++++ Data to process ++++

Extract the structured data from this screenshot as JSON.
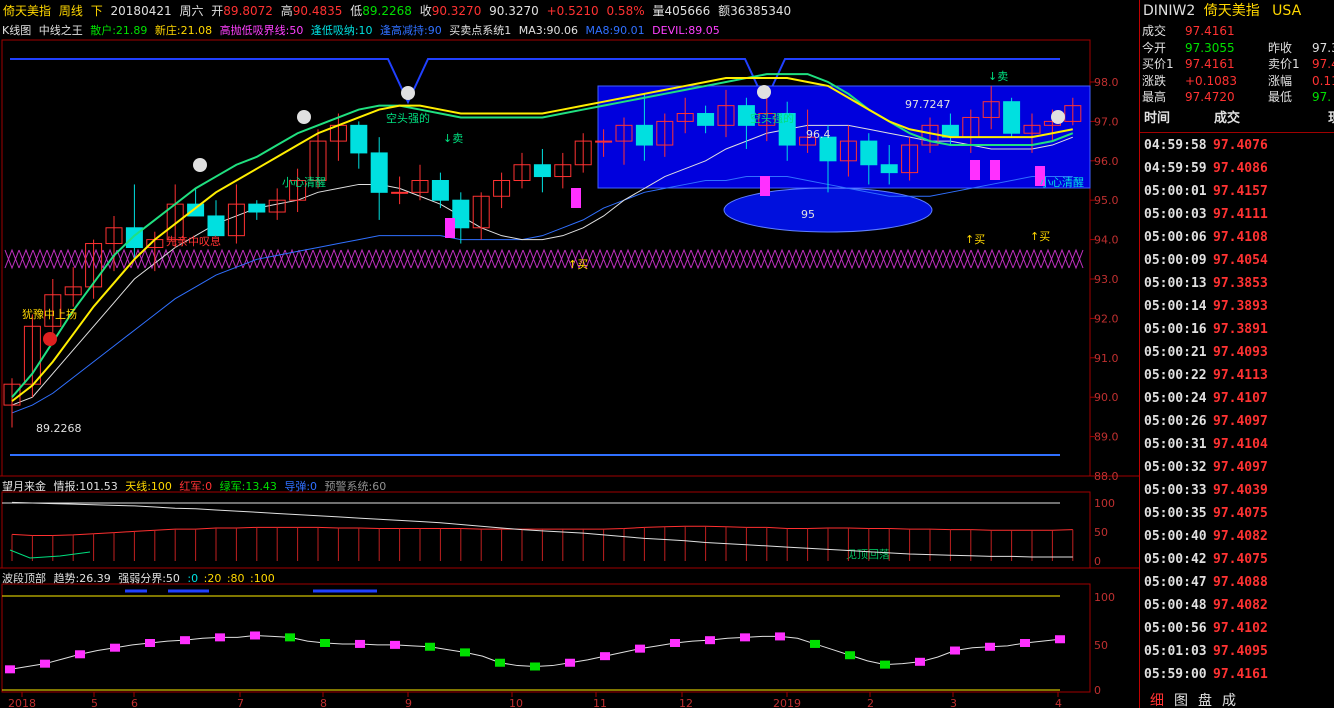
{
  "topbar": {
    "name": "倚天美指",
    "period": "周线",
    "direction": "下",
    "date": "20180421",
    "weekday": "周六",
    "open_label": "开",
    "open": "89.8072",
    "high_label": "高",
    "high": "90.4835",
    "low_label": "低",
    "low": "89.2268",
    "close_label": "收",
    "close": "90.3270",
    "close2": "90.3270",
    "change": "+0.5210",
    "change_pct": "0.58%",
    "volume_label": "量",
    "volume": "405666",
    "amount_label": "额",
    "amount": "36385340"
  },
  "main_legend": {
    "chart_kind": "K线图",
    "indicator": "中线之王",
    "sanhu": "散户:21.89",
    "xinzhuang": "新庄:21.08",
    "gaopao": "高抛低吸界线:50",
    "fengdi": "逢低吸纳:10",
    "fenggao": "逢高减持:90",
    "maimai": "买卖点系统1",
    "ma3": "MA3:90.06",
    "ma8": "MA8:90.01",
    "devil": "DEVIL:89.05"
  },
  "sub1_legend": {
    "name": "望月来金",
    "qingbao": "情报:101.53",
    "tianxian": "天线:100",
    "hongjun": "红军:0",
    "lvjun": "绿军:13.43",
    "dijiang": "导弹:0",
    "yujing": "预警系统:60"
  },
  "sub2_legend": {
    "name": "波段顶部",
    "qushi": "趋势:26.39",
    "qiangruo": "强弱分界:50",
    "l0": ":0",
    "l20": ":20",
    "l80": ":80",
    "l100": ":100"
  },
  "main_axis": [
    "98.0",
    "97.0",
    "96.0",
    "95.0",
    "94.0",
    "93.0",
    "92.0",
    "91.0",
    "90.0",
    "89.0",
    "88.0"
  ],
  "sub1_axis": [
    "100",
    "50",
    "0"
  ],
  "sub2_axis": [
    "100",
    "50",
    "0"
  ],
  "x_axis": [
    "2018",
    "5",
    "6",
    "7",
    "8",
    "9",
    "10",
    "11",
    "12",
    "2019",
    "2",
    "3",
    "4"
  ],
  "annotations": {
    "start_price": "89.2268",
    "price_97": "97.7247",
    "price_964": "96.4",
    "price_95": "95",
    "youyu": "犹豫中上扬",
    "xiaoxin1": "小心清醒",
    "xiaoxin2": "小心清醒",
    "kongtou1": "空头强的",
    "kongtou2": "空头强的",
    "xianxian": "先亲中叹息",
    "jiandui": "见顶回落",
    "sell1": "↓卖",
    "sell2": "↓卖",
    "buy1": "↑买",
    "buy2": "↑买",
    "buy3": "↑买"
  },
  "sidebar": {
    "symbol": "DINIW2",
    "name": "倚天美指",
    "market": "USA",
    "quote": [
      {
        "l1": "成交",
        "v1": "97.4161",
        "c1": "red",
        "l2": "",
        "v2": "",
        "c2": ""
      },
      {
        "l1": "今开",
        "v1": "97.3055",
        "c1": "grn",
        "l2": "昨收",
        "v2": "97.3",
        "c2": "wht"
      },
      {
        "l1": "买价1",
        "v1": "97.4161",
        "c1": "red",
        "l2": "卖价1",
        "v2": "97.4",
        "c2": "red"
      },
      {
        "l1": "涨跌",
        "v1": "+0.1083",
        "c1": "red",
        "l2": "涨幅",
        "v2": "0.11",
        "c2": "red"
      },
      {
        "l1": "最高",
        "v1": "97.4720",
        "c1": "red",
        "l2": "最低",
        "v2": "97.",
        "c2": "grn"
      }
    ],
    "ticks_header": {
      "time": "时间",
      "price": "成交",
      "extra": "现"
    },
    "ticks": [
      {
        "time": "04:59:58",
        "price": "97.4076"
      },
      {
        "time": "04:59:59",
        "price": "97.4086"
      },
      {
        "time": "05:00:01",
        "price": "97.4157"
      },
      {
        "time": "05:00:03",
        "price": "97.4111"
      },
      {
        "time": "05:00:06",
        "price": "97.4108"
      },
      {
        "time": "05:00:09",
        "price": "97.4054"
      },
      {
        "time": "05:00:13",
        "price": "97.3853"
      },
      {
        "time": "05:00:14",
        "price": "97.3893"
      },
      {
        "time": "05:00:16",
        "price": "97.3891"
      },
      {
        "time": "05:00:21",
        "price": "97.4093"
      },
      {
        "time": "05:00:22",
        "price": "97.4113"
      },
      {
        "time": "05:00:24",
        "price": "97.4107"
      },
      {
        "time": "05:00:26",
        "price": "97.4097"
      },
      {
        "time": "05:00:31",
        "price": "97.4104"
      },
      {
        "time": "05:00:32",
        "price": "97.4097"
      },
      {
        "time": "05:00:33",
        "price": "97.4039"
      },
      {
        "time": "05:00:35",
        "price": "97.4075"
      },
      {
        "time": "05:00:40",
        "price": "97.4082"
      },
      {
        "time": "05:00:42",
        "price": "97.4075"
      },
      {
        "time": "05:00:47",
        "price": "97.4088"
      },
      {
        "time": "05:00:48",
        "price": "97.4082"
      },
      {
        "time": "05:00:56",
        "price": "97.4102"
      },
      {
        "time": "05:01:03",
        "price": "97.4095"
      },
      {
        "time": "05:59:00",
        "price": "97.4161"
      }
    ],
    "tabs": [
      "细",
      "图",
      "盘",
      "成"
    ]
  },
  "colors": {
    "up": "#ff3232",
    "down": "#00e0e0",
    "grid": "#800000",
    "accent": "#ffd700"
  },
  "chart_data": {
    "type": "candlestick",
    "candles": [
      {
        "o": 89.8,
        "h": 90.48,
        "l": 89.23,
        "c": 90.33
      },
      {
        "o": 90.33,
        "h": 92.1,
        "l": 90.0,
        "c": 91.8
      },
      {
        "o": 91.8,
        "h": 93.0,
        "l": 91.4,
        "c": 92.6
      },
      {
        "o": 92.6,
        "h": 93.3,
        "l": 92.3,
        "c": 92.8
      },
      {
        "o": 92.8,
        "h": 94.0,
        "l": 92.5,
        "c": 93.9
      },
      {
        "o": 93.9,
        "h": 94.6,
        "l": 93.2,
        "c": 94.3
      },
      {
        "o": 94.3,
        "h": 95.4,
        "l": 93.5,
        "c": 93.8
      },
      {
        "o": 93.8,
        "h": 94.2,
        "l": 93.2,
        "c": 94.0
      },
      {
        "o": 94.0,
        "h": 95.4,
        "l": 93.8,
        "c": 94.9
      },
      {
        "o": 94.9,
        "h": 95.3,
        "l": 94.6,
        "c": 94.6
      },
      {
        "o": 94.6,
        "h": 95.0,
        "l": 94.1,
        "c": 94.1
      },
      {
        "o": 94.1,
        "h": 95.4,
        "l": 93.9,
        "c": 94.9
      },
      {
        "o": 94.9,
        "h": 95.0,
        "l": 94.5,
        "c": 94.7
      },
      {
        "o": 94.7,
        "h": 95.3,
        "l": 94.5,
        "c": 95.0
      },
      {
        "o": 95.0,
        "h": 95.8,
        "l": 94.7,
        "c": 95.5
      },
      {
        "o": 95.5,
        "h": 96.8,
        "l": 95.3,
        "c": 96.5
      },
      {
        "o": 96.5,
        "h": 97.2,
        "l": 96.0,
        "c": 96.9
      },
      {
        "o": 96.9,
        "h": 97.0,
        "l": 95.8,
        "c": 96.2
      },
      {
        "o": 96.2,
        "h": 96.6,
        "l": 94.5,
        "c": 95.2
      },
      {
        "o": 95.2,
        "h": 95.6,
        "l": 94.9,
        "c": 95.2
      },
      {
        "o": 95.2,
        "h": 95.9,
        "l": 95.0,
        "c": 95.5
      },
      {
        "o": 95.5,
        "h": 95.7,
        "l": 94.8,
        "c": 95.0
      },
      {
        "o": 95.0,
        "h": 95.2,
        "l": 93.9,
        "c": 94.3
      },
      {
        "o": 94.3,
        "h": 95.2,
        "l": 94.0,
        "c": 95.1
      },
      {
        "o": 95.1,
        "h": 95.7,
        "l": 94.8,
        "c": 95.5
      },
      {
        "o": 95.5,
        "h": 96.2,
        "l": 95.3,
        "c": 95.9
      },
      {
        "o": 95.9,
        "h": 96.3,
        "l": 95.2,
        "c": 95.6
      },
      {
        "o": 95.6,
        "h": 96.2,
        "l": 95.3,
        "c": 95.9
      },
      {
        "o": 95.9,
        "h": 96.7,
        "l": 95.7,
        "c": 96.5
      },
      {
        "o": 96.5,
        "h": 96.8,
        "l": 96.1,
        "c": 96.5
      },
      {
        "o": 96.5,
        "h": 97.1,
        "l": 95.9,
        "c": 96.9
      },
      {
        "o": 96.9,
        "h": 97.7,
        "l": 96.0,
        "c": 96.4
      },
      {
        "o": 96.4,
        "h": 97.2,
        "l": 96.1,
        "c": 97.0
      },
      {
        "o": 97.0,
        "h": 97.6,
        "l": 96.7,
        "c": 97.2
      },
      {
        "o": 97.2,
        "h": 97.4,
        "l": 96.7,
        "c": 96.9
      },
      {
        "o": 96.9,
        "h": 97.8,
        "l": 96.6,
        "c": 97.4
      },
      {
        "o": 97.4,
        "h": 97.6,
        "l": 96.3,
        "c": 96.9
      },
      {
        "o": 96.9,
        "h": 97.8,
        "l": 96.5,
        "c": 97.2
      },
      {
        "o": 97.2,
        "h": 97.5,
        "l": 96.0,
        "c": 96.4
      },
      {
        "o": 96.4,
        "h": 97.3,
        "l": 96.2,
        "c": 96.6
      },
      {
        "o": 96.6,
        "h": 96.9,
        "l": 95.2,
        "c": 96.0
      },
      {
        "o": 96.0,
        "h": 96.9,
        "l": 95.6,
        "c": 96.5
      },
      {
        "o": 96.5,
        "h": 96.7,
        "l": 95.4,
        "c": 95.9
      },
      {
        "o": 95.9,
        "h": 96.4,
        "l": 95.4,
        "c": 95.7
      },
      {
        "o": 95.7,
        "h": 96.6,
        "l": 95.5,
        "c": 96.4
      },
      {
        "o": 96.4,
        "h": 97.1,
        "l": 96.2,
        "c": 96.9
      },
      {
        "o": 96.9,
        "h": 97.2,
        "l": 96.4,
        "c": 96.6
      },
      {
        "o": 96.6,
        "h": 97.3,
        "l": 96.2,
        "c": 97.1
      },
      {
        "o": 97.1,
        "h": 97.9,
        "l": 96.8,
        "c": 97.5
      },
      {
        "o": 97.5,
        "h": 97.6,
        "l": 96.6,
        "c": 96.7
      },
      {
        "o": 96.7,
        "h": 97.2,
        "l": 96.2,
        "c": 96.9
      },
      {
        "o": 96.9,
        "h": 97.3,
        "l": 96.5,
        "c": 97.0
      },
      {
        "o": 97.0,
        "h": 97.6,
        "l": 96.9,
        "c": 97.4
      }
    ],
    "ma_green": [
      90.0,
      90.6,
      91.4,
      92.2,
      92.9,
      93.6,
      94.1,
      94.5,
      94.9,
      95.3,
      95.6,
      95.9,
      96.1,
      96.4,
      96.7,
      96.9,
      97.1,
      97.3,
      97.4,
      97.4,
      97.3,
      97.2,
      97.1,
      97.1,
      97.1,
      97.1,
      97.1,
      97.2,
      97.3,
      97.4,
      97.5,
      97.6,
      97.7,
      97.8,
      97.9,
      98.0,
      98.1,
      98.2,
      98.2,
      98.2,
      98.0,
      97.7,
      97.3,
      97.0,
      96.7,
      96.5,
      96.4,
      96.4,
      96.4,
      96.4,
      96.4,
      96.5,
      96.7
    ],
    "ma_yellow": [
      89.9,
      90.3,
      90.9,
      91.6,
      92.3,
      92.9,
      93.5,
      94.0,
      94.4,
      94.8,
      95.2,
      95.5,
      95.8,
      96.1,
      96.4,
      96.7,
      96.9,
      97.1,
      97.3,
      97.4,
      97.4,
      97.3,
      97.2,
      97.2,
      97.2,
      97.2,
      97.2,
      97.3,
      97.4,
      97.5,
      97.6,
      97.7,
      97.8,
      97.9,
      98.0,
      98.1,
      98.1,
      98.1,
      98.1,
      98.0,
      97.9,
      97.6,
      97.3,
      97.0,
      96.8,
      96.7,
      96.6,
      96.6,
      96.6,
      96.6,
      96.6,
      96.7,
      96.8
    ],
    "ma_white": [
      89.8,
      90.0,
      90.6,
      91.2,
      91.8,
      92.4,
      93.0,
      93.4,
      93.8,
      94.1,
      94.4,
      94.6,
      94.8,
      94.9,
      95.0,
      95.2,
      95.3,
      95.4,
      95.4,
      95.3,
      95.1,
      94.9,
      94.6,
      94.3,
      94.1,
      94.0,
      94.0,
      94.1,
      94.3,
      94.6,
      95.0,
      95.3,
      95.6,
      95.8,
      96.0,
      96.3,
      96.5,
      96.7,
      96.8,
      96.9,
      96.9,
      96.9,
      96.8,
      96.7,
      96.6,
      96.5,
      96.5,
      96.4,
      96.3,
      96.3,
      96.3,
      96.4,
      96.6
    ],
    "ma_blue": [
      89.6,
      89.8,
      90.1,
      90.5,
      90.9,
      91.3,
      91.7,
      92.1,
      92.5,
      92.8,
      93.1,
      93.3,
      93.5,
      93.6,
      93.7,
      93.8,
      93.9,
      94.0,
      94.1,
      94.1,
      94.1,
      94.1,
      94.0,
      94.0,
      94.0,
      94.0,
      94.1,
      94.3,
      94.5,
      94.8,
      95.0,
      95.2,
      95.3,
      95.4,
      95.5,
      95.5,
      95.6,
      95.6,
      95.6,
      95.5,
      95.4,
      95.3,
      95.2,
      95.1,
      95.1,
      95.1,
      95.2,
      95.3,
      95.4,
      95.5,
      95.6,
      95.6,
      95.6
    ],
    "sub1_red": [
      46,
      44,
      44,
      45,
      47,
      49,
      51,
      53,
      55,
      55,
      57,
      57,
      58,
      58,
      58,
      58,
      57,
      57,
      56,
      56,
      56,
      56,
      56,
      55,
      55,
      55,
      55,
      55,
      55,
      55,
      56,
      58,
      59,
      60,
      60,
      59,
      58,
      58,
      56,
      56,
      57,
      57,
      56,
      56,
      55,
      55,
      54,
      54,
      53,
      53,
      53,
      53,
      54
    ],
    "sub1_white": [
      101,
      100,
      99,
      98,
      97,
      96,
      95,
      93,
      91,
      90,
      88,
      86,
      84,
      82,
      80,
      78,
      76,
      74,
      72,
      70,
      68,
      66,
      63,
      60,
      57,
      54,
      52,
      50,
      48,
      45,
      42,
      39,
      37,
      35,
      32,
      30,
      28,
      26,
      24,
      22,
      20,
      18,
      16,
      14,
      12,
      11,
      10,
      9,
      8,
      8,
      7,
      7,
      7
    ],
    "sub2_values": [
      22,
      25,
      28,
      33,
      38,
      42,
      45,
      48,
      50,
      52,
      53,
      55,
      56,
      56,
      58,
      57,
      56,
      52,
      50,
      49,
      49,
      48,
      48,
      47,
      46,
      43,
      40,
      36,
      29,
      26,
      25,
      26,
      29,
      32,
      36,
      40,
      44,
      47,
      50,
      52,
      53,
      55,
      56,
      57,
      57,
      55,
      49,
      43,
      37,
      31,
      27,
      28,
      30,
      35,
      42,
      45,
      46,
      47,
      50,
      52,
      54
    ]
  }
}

++++
++++ Data to process ++++

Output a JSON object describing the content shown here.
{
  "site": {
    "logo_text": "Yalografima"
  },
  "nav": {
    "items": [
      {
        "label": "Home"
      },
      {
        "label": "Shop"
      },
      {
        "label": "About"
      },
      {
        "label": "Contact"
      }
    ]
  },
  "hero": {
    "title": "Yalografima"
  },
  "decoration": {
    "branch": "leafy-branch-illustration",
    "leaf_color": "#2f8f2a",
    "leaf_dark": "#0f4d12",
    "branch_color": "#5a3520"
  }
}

++++

■ **Goal of the exercise**
Across the entries, how many lines contain "Yalografima"? Reply with the number only.

■ **Completed task**
2